Written request
Collect each line of the entries that holds the string "images".

Supplied records

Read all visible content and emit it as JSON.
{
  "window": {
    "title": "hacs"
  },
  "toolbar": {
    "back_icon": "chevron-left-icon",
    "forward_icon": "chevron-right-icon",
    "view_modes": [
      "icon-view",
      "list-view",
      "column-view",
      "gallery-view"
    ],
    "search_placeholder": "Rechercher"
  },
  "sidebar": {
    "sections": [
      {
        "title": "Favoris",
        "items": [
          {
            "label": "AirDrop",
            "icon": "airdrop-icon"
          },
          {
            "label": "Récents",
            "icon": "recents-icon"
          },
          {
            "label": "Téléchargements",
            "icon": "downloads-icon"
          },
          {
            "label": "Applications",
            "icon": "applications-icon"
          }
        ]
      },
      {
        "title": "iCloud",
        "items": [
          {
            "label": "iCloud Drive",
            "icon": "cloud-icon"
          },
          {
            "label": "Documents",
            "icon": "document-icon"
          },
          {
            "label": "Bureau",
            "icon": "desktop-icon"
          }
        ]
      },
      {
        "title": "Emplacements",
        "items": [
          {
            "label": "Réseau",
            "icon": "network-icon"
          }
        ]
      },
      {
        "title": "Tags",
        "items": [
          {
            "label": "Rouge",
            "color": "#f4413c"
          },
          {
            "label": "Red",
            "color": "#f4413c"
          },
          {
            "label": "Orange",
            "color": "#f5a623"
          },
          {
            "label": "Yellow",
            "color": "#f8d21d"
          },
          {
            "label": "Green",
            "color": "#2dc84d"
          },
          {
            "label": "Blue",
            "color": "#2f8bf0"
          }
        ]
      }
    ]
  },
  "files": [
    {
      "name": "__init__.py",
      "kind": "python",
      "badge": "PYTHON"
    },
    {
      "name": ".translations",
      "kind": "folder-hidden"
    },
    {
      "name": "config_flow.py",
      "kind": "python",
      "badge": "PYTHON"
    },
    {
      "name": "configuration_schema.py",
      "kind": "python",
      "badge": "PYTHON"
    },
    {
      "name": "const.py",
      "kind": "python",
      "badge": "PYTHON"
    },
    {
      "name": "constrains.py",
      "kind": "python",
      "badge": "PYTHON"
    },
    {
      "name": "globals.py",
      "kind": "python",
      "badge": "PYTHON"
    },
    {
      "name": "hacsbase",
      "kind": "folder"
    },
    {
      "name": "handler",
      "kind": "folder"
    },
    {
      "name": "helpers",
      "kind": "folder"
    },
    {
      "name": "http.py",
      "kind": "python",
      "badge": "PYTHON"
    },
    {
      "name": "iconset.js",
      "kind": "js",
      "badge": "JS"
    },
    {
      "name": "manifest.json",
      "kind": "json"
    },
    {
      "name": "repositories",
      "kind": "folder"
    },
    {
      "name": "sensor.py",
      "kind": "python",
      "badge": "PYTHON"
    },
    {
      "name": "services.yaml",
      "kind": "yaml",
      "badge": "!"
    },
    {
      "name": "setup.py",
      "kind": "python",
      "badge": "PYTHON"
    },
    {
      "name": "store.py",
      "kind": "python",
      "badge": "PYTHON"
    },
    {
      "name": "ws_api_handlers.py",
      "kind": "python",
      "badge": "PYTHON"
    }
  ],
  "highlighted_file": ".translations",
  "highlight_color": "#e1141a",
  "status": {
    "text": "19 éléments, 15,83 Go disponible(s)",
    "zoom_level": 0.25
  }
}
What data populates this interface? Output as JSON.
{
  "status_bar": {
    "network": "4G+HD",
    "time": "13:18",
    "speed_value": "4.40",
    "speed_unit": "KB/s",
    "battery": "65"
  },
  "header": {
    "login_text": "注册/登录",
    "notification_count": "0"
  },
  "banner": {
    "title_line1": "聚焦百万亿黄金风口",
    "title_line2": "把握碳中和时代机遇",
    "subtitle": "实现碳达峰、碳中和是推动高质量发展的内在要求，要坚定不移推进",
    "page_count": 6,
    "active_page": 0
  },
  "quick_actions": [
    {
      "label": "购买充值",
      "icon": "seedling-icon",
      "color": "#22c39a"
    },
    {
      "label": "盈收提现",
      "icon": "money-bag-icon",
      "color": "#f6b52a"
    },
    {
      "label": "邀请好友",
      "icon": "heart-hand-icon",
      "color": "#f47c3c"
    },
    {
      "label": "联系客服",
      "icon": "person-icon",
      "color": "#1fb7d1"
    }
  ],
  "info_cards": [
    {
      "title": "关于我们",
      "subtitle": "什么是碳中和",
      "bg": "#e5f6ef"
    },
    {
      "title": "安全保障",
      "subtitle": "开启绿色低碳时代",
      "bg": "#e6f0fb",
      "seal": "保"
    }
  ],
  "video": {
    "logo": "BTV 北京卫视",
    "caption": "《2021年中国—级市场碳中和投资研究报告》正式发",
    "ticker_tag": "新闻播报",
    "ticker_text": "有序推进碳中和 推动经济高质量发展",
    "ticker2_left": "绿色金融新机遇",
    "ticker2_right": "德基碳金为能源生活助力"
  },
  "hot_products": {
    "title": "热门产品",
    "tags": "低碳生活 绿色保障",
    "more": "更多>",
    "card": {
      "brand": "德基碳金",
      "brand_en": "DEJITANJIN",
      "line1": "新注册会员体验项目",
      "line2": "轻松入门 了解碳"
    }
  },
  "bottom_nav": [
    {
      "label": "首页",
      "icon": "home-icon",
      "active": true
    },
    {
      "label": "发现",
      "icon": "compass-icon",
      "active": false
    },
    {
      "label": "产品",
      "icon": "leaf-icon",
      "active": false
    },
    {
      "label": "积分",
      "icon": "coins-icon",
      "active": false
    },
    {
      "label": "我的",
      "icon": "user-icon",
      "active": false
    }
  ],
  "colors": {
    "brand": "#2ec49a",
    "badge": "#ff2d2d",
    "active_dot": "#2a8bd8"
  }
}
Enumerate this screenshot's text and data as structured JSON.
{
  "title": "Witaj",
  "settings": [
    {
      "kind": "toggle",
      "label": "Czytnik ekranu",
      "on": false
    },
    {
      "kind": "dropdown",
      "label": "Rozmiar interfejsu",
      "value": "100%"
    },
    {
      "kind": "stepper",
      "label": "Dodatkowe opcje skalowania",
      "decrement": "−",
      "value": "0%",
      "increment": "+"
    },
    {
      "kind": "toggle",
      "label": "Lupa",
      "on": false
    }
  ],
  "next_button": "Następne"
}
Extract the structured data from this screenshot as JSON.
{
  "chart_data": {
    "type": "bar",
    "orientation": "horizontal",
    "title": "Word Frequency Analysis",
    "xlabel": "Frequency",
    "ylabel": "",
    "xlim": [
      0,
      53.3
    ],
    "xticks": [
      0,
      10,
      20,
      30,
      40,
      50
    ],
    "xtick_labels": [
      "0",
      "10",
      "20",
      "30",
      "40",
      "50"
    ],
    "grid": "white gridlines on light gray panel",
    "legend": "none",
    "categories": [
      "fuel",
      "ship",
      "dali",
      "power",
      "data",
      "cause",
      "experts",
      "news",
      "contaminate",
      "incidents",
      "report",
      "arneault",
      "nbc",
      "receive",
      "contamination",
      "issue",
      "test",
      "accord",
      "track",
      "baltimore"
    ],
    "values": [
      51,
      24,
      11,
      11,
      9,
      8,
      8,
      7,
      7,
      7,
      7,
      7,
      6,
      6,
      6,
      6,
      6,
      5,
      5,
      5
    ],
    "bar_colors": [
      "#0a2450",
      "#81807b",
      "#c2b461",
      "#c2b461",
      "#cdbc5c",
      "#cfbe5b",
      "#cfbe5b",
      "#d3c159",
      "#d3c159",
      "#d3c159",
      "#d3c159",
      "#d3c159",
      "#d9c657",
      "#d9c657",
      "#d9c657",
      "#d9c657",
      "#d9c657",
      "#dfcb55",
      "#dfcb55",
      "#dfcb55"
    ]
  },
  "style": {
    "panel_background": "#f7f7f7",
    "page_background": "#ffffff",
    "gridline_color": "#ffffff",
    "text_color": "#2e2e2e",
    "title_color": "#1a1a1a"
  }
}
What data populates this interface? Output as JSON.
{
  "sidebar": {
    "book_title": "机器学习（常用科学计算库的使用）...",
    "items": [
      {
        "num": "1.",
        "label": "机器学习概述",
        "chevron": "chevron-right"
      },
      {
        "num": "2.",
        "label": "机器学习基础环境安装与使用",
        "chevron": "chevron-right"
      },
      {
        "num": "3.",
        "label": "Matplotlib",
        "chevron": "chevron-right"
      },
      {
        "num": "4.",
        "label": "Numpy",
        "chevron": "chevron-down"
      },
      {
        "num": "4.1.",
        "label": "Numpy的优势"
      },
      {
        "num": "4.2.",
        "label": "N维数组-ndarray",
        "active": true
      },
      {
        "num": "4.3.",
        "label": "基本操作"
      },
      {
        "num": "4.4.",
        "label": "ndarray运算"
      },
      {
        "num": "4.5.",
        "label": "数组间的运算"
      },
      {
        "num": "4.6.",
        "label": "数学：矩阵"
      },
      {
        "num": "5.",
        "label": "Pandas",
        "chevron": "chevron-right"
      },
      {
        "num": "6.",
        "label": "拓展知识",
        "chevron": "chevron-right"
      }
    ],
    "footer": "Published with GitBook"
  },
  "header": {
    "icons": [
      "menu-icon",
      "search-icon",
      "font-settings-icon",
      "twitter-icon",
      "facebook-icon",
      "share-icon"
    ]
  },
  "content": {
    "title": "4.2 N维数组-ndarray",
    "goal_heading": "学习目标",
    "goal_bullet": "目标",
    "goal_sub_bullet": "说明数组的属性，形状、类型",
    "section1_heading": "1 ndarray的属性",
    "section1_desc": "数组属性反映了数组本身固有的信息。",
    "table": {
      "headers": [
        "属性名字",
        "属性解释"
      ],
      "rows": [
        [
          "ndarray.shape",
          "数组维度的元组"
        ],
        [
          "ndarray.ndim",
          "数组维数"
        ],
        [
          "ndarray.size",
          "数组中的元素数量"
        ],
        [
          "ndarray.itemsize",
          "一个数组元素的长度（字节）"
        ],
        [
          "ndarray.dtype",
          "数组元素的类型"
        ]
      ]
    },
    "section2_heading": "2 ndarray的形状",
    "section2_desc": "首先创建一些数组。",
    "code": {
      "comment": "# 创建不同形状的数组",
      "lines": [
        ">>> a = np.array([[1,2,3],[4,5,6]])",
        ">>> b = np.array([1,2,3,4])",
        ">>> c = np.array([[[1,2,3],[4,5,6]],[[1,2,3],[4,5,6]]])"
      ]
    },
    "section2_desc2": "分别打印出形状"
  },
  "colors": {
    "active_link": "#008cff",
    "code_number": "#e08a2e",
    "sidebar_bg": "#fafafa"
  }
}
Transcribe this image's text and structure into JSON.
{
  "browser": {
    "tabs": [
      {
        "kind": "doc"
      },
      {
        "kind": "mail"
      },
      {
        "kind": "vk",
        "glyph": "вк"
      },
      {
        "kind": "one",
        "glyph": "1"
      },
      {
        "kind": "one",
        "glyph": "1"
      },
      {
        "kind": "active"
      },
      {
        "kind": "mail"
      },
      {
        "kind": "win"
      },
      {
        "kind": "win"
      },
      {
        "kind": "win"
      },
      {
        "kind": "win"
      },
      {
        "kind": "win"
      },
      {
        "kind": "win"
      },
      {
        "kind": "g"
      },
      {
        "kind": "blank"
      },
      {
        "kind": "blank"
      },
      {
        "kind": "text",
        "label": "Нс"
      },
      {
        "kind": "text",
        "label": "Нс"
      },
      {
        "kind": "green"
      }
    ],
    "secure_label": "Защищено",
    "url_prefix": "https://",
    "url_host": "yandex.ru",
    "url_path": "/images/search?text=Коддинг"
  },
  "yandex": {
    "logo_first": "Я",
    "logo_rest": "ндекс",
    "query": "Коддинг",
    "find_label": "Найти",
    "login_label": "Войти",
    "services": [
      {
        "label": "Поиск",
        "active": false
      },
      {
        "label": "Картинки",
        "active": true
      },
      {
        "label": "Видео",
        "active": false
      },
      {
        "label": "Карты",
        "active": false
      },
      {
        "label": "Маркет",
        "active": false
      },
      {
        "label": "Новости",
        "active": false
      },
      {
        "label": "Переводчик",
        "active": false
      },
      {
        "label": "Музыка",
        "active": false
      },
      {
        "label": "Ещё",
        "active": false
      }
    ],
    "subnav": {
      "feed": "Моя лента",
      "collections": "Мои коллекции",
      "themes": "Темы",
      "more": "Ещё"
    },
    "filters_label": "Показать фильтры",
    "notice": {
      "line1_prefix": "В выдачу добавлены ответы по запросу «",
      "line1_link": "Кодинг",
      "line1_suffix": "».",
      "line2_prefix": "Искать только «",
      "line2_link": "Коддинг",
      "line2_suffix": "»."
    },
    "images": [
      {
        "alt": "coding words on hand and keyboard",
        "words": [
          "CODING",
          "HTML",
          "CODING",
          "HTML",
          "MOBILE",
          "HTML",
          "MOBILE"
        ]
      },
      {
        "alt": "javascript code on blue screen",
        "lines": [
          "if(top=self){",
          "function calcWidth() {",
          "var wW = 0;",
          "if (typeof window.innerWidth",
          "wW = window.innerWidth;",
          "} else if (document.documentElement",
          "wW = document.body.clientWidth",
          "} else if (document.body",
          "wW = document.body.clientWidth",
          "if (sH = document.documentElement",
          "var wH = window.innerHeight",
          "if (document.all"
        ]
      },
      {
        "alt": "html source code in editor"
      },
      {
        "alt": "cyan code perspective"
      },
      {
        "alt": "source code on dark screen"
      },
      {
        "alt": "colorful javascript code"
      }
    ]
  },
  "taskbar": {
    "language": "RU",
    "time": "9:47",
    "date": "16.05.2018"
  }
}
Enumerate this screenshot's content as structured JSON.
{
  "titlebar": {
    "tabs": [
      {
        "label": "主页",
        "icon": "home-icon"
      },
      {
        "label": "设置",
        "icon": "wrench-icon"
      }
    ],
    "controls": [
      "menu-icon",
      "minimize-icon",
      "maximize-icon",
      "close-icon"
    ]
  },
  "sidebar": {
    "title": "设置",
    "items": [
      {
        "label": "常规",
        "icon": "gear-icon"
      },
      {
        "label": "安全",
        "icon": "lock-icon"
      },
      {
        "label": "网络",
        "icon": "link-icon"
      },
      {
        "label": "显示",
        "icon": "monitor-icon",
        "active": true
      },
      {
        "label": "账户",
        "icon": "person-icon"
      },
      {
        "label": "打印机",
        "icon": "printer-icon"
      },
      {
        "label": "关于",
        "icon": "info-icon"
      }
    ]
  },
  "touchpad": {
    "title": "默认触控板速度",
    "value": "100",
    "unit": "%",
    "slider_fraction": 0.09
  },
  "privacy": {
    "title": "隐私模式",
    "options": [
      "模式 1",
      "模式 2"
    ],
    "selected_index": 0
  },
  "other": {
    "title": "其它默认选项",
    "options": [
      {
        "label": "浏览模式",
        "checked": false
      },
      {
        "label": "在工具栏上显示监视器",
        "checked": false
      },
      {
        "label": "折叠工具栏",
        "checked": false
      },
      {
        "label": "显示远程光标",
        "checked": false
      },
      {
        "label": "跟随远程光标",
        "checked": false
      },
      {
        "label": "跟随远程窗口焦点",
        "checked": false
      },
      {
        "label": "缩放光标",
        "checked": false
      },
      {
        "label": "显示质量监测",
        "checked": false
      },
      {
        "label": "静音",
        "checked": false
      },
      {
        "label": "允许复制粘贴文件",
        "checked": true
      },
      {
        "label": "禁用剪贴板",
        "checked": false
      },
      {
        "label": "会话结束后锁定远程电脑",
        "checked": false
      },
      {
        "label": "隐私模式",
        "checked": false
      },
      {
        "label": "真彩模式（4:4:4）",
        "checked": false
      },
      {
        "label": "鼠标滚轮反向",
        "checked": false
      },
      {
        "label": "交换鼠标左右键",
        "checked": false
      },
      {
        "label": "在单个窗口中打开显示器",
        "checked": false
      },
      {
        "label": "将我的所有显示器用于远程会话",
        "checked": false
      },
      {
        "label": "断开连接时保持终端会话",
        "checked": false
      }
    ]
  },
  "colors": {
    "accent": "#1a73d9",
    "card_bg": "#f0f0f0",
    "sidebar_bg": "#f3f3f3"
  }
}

Task solution
    "url_path": "/images/search?text=Коддинг"
    "images": [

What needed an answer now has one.